╭─ PROVIDED ENTRIES

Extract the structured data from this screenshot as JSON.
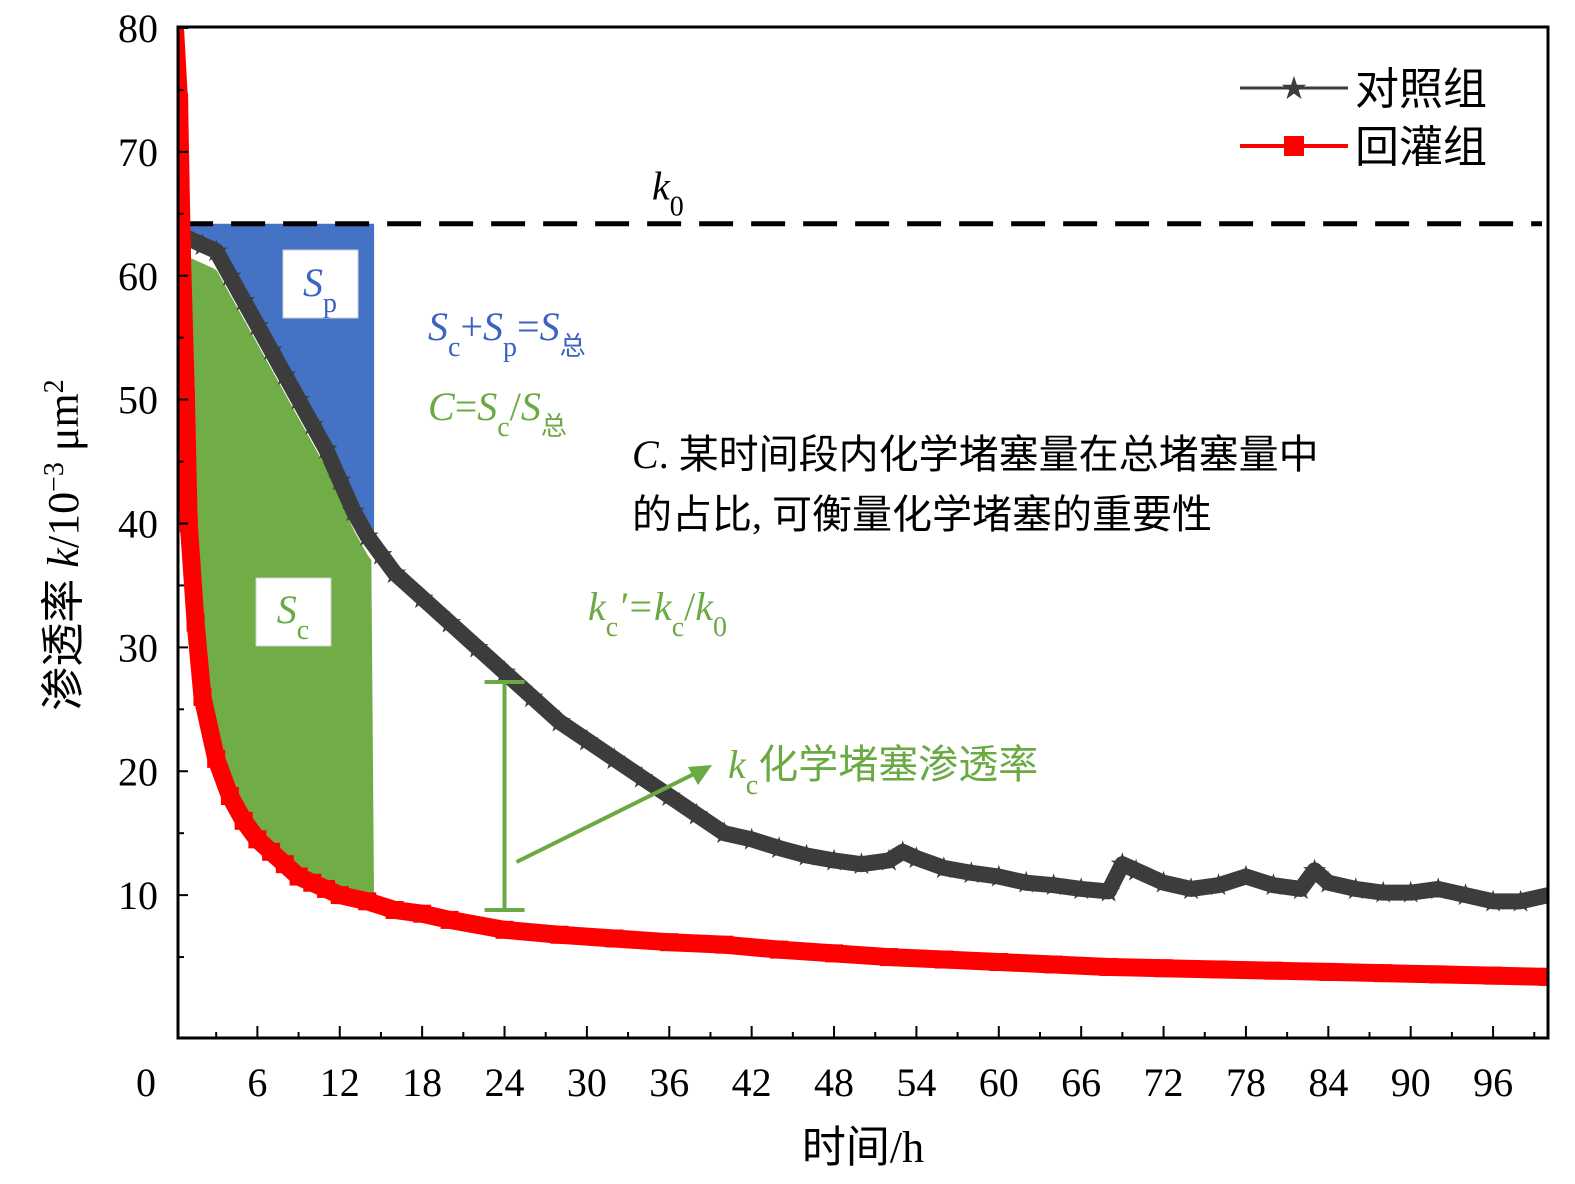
{
  "chart_data": {
    "type": "line",
    "xlabel": "时间/h",
    "ylabel_prefix": "渗透率 ",
    "ylabel_var": "k",
    "ylabel_unit": "/10",
    "ylabel_exp": "−3",
    "ylabel_unit2": " μm",
    "ylabel_exp2": "2",
    "xlim": [
      0,
      100
    ],
    "ylim": [
      0,
      80
    ],
    "xticks": [
      0,
      6,
      12,
      18,
      24,
      30,
      36,
      42,
      48,
      54,
      60,
      66,
      72,
      78,
      84,
      90,
      96
    ],
    "yticks": [
      10,
      20,
      30,
      40,
      50,
      60,
      70,
      80
    ],
    "x_minor_step": 3,
    "y_minor_step": 5,
    "legend_position": "top-right",
    "series": [
      {
        "name": "对照组",
        "color": "#3c3c3c",
        "marker": "star",
        "points": [
          [
            0,
            63.5
          ],
          [
            1,
            63
          ],
          [
            2,
            62.5
          ],
          [
            3,
            62
          ],
          [
            4,
            60
          ],
          [
            5,
            58
          ],
          [
            6,
            56
          ],
          [
            7,
            54
          ],
          [
            8,
            52
          ],
          [
            9,
            50
          ],
          [
            10,
            48
          ],
          [
            11,
            46
          ],
          [
            12,
            43.5
          ],
          [
            13,
            41
          ],
          [
            14,
            39
          ],
          [
            15,
            37.5
          ],
          [
            16,
            36
          ],
          [
            18,
            34
          ],
          [
            20,
            32
          ],
          [
            22,
            30
          ],
          [
            24,
            28
          ],
          [
            26,
            26
          ],
          [
            28,
            24
          ],
          [
            30,
            22.5
          ],
          [
            32,
            21
          ],
          [
            34,
            19.5
          ],
          [
            36,
            18
          ],
          [
            38,
            16.5
          ],
          [
            40,
            15
          ],
          [
            42,
            14.5
          ],
          [
            44,
            13.8
          ],
          [
            46,
            13.2
          ],
          [
            48,
            12.8
          ],
          [
            50,
            12.5
          ],
          [
            52,
            12.8
          ],
          [
            53,
            13.5
          ],
          [
            54,
            13
          ],
          [
            56,
            12.2
          ],
          [
            58,
            11.8
          ],
          [
            60,
            11.5
          ],
          [
            62,
            11
          ],
          [
            64,
            10.8
          ],
          [
            66,
            10.5
          ],
          [
            68,
            10.3
          ],
          [
            69,
            12.5
          ],
          [
            70,
            12
          ],
          [
            72,
            11
          ],
          [
            74,
            10.5
          ],
          [
            76,
            10.8
          ],
          [
            78,
            11.5
          ],
          [
            80,
            10.8
          ],
          [
            82,
            10.5
          ],
          [
            83,
            12
          ],
          [
            84,
            11
          ],
          [
            86,
            10.5
          ],
          [
            88,
            10.2
          ],
          [
            90,
            10.2
          ],
          [
            92,
            10.5
          ],
          [
            94,
            10
          ],
          [
            96,
            9.5
          ],
          [
            98,
            9.5
          ],
          [
            100,
            10
          ]
        ]
      },
      {
        "name": "回灌组",
        "color": "#ff0000",
        "marker": "square",
        "points": [
          [
            0,
            80
          ],
          [
            0.3,
            74
          ],
          [
            0.5,
            62
          ],
          [
            0.8,
            50
          ],
          [
            1,
            40
          ],
          [
            1.5,
            32
          ],
          [
            2,
            26
          ],
          [
            3,
            21
          ],
          [
            4,
            18
          ],
          [
            5,
            16
          ],
          [
            6,
            14.5
          ],
          [
            7,
            13.5
          ],
          [
            8,
            12.5
          ],
          [
            9,
            11.5
          ],
          [
            10,
            11
          ],
          [
            11,
            10.5
          ],
          [
            12,
            10
          ],
          [
            14,
            9.5
          ],
          [
            16,
            8.8
          ],
          [
            18,
            8.5
          ],
          [
            20,
            8
          ],
          [
            24,
            7.2
          ],
          [
            28,
            6.8
          ],
          [
            32,
            6.5
          ],
          [
            36,
            6.2
          ],
          [
            40,
            6
          ],
          [
            44,
            5.6
          ],
          [
            48,
            5.3
          ],
          [
            52,
            5
          ],
          [
            56,
            4.8
          ],
          [
            60,
            4.6
          ],
          [
            64,
            4.4
          ],
          [
            68,
            4.2
          ],
          [
            72,
            4.1
          ],
          [
            76,
            4
          ],
          [
            80,
            3.9
          ],
          [
            84,
            3.8
          ],
          [
            88,
            3.7
          ],
          [
            92,
            3.6
          ],
          [
            96,
            3.5
          ],
          [
            100,
            3.4
          ]
        ]
      }
    ],
    "k0_value": 64.2,
    "k0_label": "k",
    "k0_sub": "0",
    "regions": {
      "x_end": 14.5,
      "Sp": {
        "label": "S",
        "sub": "p",
        "color": "#4472c4"
      },
      "Sc": {
        "label": "S",
        "sub": "c",
        "color": "#70ad47"
      }
    },
    "errorbar": {
      "x": 24,
      "y_low": 8.8,
      "y_high": 27.2,
      "color": "#6aaa42"
    },
    "annotations": {
      "formula1": {
        "a": "S",
        "a_sub": "c",
        "plus": "+",
        "b": "S",
        "b_sub": "p",
        "eq": "=",
        "c": "S",
        "c_sub": "总"
      },
      "formula2": {
        "a": "C",
        "eq": "=",
        "b": "S",
        "b_sub": "c",
        "slash": "/",
        "c": "S",
        "c_sub": "总"
      },
      "formula3": {
        "a": "k",
        "a_sub": "c",
        "prime_eq": "′=",
        "b": "k",
        "b_sub": "c",
        "slash": "/",
        "c": "k",
        "c_sub": "0"
      },
      "kc_label": {
        "k": "k",
        "sub": "c",
        "text": "化学堵塞渗透率"
      },
      "desc_line1_italic": "C",
      "desc_line1": ". 某时间段内化学堵塞量在总堵塞量中",
      "desc_line2": "的占比, 可衡量化学堵塞的重要性"
    }
  }
}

╰─

WHAT YOU HAVE TO DO:
What is the number of lines in the data holding the word "color"? Reply with that number only.

SOLUTION:
5